## Your goal
Wherever the word "Ctrl" appears in the entries, copy the whole line.

*** Dataset rows ***

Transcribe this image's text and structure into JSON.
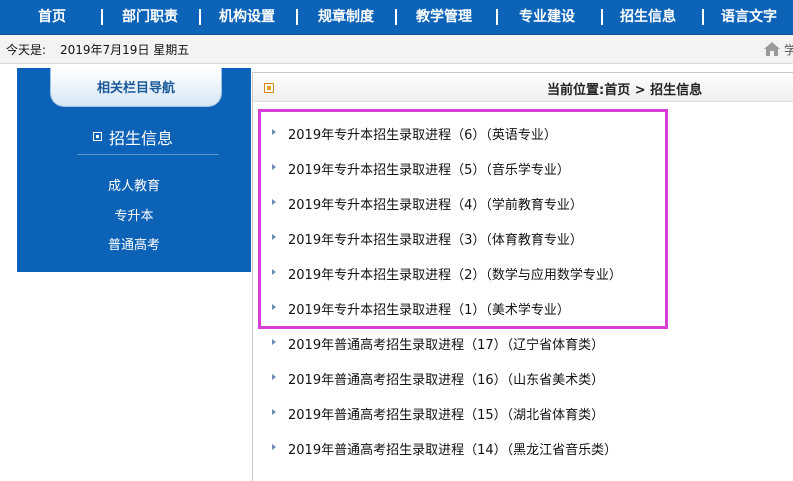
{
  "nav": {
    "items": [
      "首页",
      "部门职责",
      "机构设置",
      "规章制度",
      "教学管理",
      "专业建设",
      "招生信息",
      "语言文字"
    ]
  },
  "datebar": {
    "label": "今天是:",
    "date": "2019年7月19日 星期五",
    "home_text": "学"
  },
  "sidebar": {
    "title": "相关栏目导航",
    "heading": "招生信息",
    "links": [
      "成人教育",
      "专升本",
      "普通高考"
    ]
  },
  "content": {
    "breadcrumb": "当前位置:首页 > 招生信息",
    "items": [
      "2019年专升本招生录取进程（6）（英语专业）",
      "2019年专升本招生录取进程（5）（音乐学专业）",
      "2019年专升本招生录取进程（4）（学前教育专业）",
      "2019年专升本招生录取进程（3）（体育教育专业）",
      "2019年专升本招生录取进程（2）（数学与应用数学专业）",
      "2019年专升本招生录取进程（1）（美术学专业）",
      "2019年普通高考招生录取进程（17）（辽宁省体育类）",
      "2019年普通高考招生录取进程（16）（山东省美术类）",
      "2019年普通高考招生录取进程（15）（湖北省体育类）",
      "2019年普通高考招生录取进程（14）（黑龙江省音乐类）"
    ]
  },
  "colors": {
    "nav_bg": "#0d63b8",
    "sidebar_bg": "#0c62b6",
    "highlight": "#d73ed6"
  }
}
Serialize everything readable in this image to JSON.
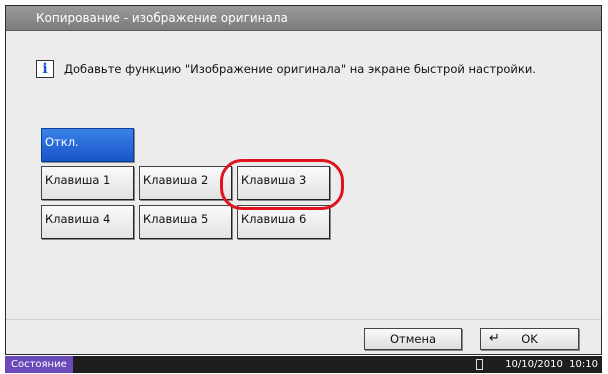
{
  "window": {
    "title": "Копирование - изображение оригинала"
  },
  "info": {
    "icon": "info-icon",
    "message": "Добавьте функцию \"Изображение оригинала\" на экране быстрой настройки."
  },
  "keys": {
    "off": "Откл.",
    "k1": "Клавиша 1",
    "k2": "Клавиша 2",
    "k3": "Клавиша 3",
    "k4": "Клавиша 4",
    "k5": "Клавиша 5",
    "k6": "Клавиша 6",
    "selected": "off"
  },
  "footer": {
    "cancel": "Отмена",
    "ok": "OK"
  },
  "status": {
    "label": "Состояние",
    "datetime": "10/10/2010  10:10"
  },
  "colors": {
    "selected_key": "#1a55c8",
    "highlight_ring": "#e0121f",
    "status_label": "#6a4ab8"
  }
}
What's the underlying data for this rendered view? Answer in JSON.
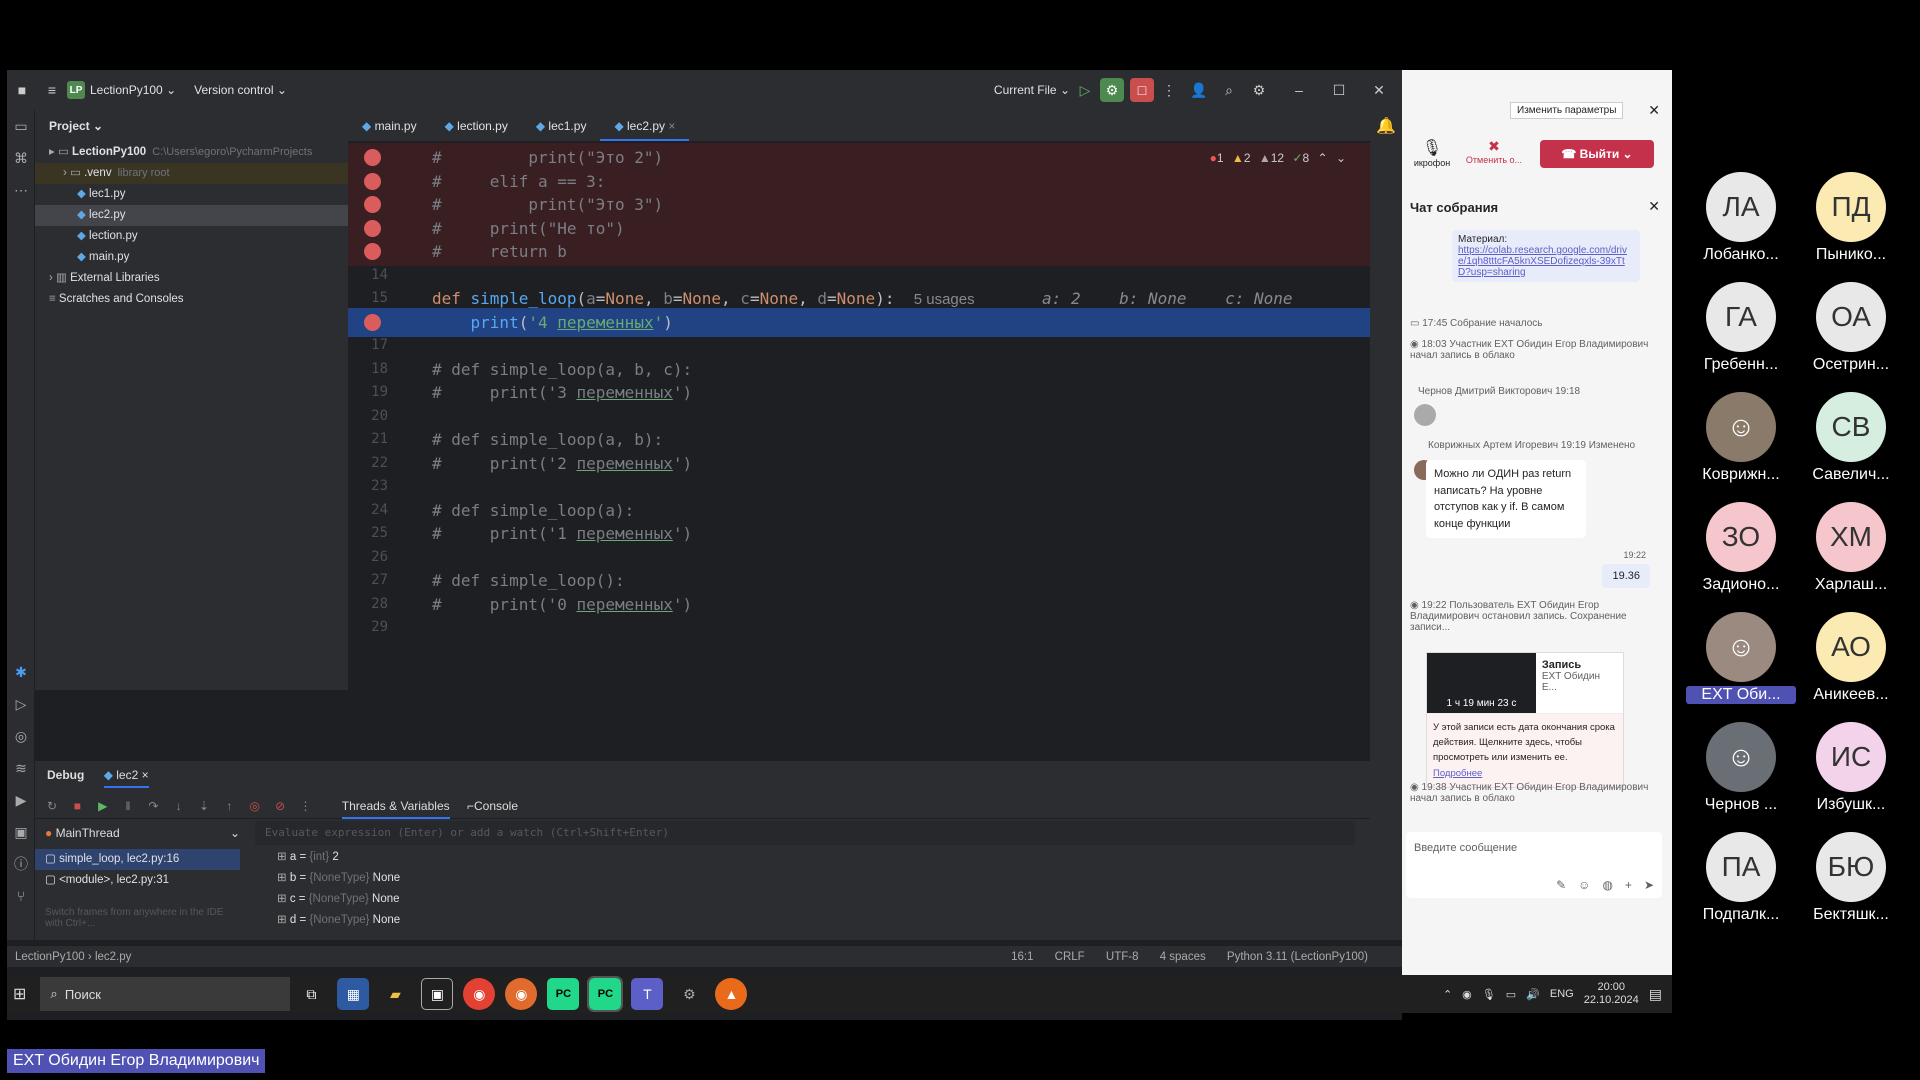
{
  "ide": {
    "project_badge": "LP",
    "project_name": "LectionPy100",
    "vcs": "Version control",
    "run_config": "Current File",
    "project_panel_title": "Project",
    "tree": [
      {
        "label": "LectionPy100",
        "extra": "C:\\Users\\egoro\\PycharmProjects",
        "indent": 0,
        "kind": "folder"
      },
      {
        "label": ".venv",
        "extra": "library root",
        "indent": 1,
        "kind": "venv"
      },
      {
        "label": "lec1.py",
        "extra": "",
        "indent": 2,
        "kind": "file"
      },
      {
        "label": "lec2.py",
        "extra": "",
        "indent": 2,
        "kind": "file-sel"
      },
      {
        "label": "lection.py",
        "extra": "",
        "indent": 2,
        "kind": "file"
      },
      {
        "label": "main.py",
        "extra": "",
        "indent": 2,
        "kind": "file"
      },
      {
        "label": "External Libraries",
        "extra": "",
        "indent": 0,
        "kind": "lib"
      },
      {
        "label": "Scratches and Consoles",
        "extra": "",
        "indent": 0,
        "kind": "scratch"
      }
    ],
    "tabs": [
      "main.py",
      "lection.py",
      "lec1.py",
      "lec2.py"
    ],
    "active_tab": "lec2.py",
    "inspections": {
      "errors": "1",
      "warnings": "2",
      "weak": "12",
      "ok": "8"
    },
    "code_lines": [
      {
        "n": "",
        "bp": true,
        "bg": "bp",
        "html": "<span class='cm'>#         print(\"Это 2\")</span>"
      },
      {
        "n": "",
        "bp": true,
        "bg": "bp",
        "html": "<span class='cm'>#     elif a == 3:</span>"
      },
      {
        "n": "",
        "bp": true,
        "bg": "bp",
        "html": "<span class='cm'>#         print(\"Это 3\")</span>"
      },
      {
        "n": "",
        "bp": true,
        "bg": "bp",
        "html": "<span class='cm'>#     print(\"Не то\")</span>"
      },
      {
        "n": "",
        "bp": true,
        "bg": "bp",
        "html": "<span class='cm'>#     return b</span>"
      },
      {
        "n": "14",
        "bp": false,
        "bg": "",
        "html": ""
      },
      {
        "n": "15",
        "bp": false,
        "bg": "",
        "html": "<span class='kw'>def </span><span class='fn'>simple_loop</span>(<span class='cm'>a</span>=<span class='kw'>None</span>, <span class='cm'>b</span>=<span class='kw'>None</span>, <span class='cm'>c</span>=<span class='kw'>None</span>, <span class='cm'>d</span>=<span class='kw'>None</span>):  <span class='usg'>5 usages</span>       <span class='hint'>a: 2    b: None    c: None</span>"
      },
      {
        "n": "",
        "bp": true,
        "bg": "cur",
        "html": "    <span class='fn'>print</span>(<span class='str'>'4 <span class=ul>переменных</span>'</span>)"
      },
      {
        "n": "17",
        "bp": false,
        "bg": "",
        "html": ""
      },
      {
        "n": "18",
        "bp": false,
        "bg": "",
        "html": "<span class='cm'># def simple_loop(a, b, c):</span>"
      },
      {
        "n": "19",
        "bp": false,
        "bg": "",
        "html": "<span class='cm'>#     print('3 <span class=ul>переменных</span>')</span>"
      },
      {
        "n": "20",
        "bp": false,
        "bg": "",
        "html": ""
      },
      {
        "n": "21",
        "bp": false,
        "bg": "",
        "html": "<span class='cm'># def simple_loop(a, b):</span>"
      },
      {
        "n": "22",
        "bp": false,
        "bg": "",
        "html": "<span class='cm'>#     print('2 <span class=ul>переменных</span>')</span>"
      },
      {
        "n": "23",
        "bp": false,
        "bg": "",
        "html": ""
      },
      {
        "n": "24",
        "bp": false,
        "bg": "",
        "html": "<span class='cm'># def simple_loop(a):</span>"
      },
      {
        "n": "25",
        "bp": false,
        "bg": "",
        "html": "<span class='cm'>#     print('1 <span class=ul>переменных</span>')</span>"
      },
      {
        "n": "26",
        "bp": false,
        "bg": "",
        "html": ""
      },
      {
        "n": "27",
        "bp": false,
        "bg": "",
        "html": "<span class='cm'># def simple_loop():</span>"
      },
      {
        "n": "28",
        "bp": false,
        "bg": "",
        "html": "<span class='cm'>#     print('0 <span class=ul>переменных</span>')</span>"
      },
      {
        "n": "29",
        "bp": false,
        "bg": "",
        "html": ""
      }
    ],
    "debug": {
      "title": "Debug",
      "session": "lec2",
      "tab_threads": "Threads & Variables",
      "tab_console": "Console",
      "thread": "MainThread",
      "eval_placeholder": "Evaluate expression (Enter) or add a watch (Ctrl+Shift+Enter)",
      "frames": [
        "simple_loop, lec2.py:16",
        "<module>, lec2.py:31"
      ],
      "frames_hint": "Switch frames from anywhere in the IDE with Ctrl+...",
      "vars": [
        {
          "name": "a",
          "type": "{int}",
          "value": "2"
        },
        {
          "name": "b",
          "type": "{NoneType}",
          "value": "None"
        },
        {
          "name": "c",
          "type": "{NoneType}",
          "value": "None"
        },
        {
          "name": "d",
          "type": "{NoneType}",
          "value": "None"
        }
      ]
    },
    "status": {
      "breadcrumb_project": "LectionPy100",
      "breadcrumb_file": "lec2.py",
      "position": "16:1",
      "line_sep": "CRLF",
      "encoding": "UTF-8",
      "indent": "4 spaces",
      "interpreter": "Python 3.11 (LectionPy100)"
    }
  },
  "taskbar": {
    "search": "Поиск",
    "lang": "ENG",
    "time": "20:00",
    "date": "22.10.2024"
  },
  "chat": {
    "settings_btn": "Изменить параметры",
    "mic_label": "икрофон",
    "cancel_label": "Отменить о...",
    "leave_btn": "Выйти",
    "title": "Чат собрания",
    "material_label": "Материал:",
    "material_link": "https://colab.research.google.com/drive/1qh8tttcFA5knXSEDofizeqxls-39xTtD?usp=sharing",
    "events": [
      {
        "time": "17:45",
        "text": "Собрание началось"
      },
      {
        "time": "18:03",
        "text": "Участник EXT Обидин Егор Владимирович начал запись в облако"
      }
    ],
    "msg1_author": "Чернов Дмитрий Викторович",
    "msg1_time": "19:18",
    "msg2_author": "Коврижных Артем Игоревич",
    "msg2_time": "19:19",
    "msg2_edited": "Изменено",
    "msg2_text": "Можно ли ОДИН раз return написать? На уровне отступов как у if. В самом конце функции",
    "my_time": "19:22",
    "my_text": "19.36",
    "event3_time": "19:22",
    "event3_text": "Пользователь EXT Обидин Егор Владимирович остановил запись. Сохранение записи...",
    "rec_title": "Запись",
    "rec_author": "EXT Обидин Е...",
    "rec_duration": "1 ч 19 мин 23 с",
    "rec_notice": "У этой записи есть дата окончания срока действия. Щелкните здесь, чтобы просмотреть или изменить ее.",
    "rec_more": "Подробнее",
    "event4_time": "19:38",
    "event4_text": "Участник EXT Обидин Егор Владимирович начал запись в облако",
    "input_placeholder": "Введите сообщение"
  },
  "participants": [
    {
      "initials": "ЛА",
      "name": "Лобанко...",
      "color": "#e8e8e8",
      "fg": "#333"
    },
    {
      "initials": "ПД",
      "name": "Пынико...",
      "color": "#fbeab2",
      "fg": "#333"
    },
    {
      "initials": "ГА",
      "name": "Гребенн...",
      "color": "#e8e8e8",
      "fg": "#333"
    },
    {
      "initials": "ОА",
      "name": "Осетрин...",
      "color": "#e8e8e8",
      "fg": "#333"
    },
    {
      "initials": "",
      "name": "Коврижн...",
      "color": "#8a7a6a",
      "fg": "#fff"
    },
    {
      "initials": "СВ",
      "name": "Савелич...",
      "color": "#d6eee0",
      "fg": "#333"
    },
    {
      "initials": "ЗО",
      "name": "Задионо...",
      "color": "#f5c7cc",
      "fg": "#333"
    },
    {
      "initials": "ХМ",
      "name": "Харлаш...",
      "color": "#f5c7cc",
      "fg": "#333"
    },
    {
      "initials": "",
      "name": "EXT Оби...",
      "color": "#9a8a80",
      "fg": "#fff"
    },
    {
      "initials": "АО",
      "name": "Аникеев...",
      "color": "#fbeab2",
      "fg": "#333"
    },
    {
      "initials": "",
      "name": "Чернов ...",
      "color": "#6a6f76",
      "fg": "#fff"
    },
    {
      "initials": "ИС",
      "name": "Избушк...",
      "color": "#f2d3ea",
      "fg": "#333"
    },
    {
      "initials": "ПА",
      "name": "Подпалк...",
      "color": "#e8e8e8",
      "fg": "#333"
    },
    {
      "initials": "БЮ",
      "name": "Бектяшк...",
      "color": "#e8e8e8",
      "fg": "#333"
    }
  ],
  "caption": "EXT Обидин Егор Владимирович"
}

***

## The completed task
      "eval_placeholder": "Evaluate expression (Enter) or add a watch (Ctrl+Shift+Enter)",
      "frames_hint": "Switch frames from anywhere in the IDE with Ctrl+...",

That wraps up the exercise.